■ RECORDED INFORMATION
# # #

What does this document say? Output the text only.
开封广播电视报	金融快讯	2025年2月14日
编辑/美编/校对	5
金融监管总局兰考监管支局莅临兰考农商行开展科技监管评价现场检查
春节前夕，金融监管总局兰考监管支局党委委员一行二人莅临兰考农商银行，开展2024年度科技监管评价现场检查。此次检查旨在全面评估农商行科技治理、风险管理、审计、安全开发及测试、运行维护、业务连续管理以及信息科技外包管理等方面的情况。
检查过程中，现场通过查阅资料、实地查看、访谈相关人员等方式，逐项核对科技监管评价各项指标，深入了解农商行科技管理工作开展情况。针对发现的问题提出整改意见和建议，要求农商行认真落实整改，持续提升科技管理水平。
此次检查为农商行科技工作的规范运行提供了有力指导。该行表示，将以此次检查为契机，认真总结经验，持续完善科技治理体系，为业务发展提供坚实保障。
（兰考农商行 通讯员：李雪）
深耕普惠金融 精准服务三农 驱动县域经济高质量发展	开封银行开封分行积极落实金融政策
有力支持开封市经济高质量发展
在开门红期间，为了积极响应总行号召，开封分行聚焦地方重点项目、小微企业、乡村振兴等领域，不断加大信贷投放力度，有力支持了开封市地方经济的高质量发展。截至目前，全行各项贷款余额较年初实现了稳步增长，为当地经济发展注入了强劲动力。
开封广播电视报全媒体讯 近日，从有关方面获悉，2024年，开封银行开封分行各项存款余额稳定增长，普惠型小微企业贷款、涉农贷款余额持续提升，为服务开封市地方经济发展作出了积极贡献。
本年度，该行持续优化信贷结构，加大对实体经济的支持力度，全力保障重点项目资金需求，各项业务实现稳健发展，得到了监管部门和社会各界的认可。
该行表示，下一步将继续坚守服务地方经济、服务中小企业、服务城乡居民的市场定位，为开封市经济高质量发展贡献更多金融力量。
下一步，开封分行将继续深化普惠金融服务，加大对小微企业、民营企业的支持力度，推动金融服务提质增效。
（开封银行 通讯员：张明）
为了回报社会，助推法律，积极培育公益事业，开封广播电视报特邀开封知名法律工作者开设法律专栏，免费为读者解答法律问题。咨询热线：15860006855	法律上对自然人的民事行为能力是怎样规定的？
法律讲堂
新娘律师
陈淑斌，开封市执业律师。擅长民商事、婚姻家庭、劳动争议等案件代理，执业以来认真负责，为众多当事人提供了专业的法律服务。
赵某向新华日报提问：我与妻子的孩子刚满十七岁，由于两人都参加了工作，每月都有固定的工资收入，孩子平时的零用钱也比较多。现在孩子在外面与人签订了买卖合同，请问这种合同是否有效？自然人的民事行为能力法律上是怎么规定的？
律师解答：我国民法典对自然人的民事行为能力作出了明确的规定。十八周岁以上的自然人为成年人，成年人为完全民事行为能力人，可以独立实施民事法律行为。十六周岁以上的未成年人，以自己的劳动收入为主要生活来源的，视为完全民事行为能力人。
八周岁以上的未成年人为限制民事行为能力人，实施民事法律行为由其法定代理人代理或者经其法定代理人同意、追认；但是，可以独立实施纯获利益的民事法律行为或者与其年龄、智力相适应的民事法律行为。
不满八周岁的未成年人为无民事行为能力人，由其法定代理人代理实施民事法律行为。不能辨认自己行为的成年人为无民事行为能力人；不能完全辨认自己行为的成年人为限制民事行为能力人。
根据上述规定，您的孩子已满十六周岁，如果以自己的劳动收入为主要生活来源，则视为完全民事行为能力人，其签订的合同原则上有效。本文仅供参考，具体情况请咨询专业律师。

# # #

■ PROMPT
Search the data for "该行表示" and list every line in which it occurs.

■ COMPLETED TASK
此次检查为农商行科技工作的规范运行提供了有力指导。该行表示，将以此次检查为契机，认真总结经验，持续完善科技治理体系，为业务发展提供坚实保障。
该行表示，下一步将继续坚守服务地方经济、服务中小企业、服务城乡居民的市场定位，为开封市经济高质量发展贡献更多金融力量。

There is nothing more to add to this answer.